The entire listing is to be repeated verbatim.

Stored records:
begin
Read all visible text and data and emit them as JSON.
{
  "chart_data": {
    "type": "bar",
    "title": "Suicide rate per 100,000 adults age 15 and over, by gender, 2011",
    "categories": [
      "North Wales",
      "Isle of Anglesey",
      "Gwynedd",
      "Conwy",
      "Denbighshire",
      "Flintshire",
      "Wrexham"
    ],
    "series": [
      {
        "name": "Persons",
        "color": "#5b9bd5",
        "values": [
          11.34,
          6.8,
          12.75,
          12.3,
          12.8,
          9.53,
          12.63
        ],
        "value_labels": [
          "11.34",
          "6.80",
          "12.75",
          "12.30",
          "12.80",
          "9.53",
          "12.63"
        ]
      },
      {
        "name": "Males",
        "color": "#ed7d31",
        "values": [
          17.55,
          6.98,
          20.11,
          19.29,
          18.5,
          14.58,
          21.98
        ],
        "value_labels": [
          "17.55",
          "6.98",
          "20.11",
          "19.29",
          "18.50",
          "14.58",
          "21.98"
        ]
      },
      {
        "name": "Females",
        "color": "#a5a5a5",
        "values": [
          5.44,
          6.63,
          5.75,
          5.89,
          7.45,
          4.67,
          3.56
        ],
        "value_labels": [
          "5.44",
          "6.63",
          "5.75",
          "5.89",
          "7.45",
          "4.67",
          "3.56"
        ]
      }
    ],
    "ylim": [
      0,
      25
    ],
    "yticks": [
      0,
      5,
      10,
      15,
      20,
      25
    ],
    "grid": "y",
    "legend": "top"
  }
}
end
Exercise output:
Read all visible text and data and emit them as JSON.
{
  "chart_data": {
    "type": "bar",
    "title": "Suicide rate per 100,000 adults age 15 and over, by gender, 2011",
    "categories": [
      "North Wales",
      "Isle of Anglesey",
      "Gwynedd",
      "Conwy",
      "Denbighshire",
      "Flintshire",
      "Wrexham"
    ],
    "series": [
      {
        "name": "Persons",
        "color": "#5b9bd5",
        "values": [
          11.34,
          6.8,
          12.75,
          12.3,
          12.8,
          9.53,
          12.63
        ],
        "value_labels": [
          "11.34",
          "6.80",
          "12.75",
          "12.30",
          "12.80",
          "9.53",
          "12.63"
        ]
      },
      {
        "name": "Males",
        "color": "#ed7d31",
        "values": [
          17.55,
          6.98,
          20.11,
          19.29,
          18.5,
          14.58,
          21.98
        ],
        "value_labels": [
          "17.55",
          "6.98",
          "20.11",
          "19.29",
          "18.50",
          "14.58",
          "21.98"
        ]
      },
      {
        "name": "Females",
        "color": "#a5a5a5",
        "values": [
          5.44,
          6.63,
          5.75,
          5.89,
          7.45,
          4.67,
          3.56
        ],
        "value_labels": [
          "5.44",
          "6.63",
          "5.75",
          "5.89",
          "7.45",
          "4.67",
          "3.56"
        ]
      }
    ],
    "ylim": [
      0,
      25
    ],
    "yticks": [
      0,
      5,
      10,
      15,
      20,
      25
    ],
    "grid": "y",
    "legend": "top"
  }
}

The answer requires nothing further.